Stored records
START
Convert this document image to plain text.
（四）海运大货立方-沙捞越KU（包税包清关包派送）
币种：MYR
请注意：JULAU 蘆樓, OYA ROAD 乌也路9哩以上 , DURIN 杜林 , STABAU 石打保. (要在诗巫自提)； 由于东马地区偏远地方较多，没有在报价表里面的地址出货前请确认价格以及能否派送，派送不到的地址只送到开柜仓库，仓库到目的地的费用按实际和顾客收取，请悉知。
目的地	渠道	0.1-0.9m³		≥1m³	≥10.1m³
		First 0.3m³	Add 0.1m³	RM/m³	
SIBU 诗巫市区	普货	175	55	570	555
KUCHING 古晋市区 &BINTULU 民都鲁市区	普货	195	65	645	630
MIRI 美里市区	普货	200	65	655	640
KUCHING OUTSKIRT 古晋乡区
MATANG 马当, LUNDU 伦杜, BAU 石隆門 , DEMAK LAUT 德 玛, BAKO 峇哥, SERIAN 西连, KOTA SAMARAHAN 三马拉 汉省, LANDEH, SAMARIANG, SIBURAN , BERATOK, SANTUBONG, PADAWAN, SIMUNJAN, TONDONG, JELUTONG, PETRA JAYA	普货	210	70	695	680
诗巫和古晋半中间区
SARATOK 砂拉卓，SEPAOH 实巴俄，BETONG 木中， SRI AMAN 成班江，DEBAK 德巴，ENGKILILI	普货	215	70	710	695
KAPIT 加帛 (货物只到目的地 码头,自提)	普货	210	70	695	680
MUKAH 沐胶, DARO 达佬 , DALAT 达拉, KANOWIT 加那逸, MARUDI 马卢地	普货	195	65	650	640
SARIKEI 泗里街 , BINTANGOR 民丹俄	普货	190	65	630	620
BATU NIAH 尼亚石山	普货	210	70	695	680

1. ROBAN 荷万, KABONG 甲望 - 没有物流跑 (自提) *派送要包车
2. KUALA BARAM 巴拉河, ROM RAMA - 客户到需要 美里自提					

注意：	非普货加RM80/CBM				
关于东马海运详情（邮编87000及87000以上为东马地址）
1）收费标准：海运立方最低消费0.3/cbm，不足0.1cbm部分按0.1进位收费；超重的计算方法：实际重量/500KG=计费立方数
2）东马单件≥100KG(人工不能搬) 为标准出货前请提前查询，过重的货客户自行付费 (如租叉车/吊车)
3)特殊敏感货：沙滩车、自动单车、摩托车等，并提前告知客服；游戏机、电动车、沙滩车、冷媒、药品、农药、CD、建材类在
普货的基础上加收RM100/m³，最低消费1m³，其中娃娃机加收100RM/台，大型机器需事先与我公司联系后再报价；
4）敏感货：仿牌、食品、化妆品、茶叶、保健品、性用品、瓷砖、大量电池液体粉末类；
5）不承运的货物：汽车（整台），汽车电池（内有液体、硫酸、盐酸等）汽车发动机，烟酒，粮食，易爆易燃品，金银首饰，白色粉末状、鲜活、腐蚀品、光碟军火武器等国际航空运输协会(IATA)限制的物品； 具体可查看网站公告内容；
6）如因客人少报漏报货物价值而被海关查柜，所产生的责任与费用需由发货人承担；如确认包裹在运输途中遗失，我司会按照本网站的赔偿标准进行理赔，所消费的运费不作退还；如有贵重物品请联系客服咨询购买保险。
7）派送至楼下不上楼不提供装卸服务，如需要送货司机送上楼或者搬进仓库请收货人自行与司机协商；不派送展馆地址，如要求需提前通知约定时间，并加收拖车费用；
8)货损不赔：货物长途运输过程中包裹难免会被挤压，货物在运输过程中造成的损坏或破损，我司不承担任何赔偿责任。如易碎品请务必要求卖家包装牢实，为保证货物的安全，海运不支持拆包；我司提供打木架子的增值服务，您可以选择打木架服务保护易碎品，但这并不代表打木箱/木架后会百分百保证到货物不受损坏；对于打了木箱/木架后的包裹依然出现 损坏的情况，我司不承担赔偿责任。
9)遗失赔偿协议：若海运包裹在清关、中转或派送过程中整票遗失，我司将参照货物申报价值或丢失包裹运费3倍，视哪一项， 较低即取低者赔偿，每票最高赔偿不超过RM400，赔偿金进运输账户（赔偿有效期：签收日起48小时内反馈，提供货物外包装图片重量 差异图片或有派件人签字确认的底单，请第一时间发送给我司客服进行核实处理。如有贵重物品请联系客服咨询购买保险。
END
◆ REQUIREMENTS ◆
Copy out every line from the records that has the word "如有贵重物品请联系客服咨询购买保险".

◆ FINAL RESULT ◆
6）如因客人少报漏报货物价值而被海关查柜，所产生的责任与费用需由发货人承担；如确认包裹在运输途中遗失，我司会按照本网站的赔偿标准进行理赔，所消费的运费不作退还；如有贵重物品请联系客服咨询购买保险。
9)遗失赔偿协议：若海运包裹在清关、中转或派送过程中整票遗失，我司将参照货物申报价值或丢失包裹运费3倍，视哪一项， 较低即取低者赔偿，每票最高赔偿不超过RM400，赔偿金进运输账户（赔偿有效期：签收日起48小时内反馈，提供货物外包装图片重量 差异图片或有派件人签字确认的底单，请第一时间发送给我司客服进行核实处理。如有贵重物品请联系客服咨询购买保险。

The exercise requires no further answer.